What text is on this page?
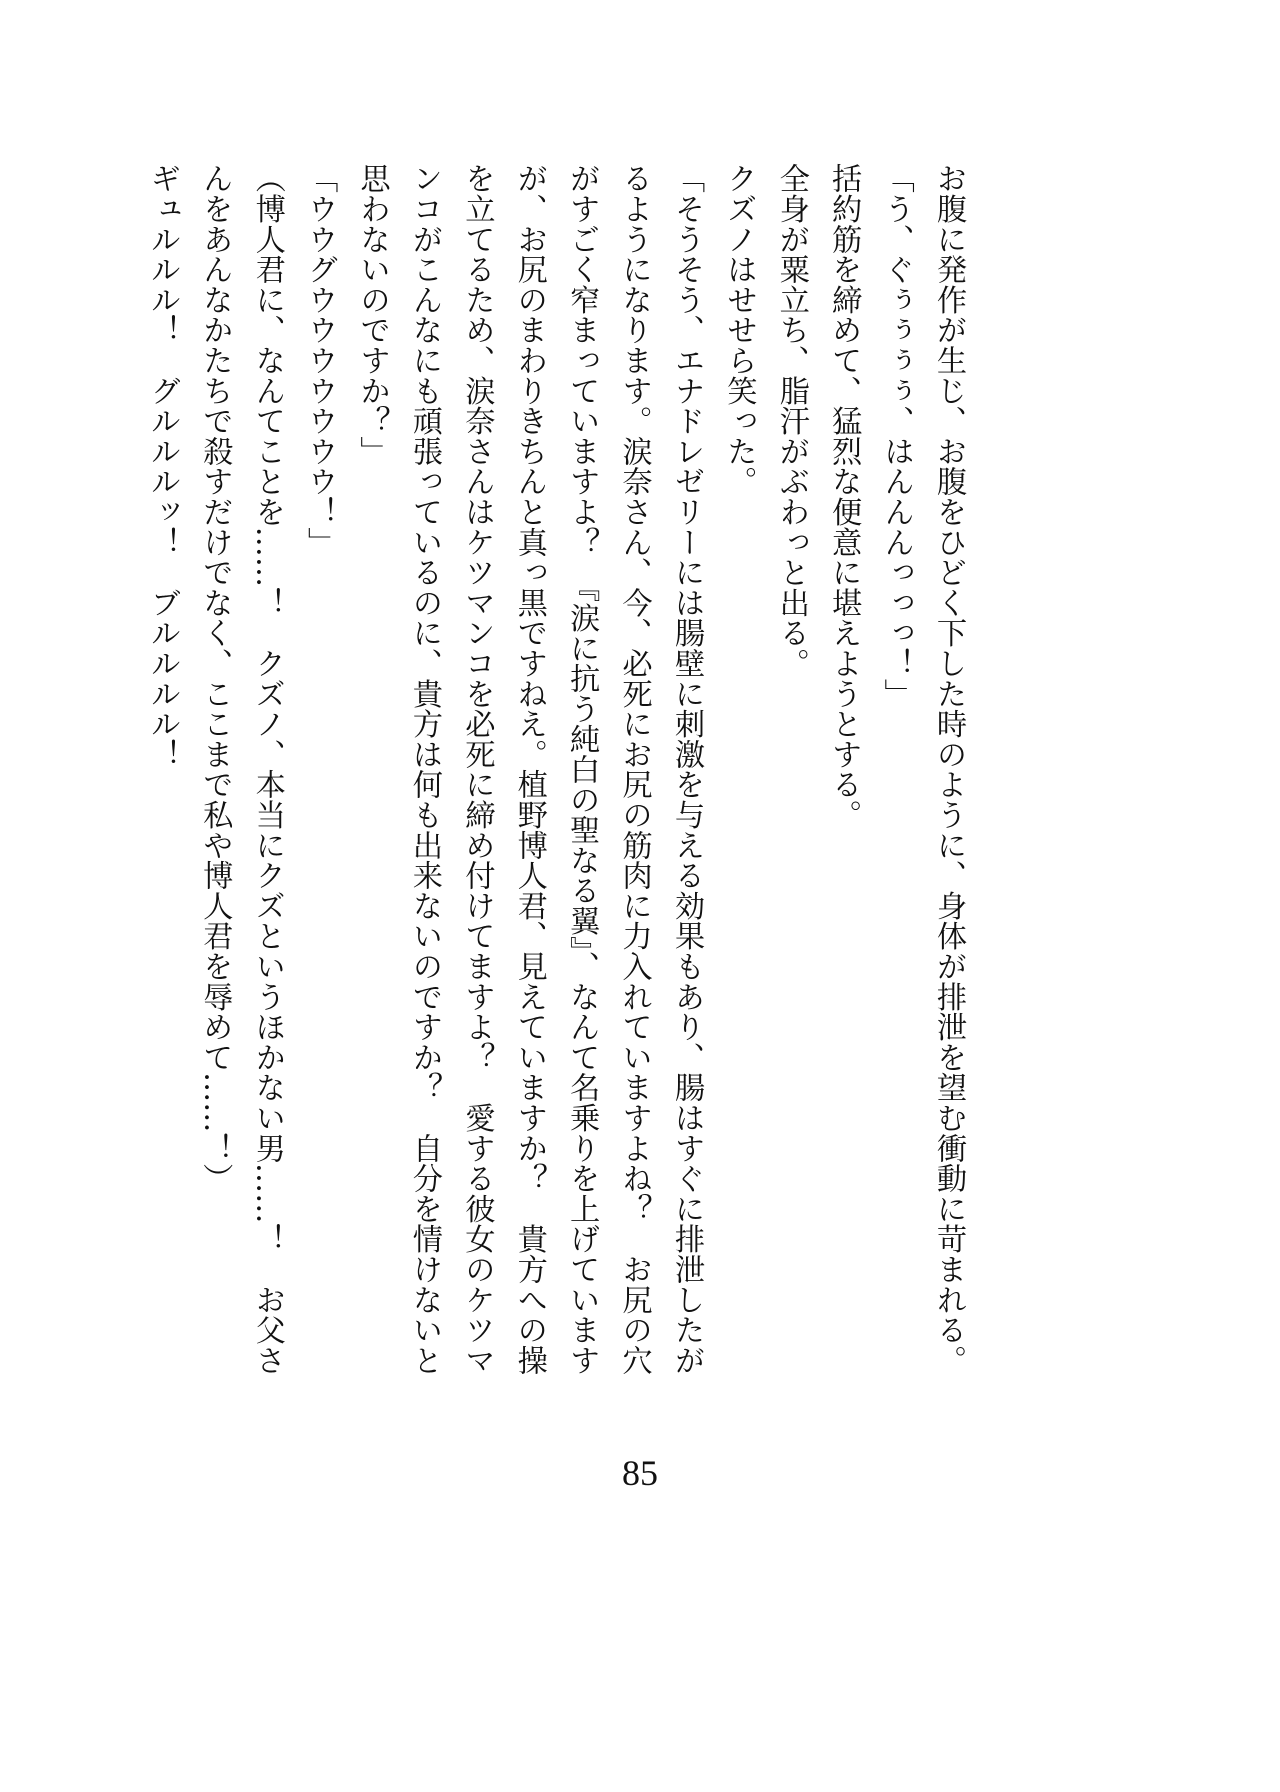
お腹に発作が生じ、お腹をひどく下した時のように、身体が排泄を望む衝動に苛まれる。
「う、ぐぅぅぅぅ、はんんんっっっ！」
括約筋を締めて、猛烈な便意に堪えようとする。
全身が粟立ち、脂汗がぶわっと出る。
クズノはせせら笑った。
「そうそう、エナドレゼリーには腸壁に刺激を与える効果もあり、腸はすぐに排泄したが
るようになります。涙奈さん、今、必死にお尻の筋肉に力入れていますよね？　お尻の穴
がすごく窄まっていますよ？　『涙に抗う純白の聖なる翼』、なんて名乗りを上げています
が、お尻のまわりきちんと真っ黒ですねえ。植野博人君、見えていますか？　貴方への操
を立てるため、涙奈さんはケツマンコを必死に締め付けてますよ？　愛する彼女のケツマ
ンコがこんなにも頑張っているのに、貴方は何も出来ないのですか？　自分を情けないと
思わないのですか？」
「ウウグウウウウウウウ！」
（博人君に、なんてことを……！　クズノ、本当にクズというほかない男……！　お父さ
んをあんなかたちで殺すだけでなく、ここまで私や博人君を辱めて……！）
ギュルルル！　グルルルッ！　ブルルルル！
85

----------------------------------------

Problem details – Transcribe the whole listing exactly. Pictures are excluded.

Task output –
What text is on this page?
お腹に発作が生じ、お腹をひどく下した時のように、身体が排泄を望む衝動に苛まれる。
「う、ぐぅぅぅぅ、はんんんっっっ！」
括約筋を締めて、猛烈な便意に堪えようとする。
全身が粟立ち、脂汗がぶわっと出る。
クズノはせせら笑った。
「そうそう、エナドレゼリーには腸壁に刺激を与える効果もあり、腸はすぐに排泄したが
るようになります。涙奈さん、今、必死にお尻の筋肉に力入れていますよね？　お尻の穴
がすごく窄まっていますよ？　『涙に抗う純白の聖なる翼』、なんて名乗りを上げています
が、お尻のまわりきちんと真っ黒ですねえ。植野博人君、見えていますか？　貴方への操
を立てるため、涙奈さんはケツマンコを必死に締め付けてますよ？　愛する彼女のケツマ
ンコがこんなにも頑張っているのに、貴方は何も出来ないのですか？　自分を情けないと
思わないのですか？」
「ウウグウウウウウウウ！」
（博人君に、なんてことを……！　クズノ、本当にクズというほかない男……！　お父さ
んをあんなかたちで殺すだけでなく、ここまで私や博人君を辱めて……！）
ギュルルル！　グルルルッ！　ブルルルル！
85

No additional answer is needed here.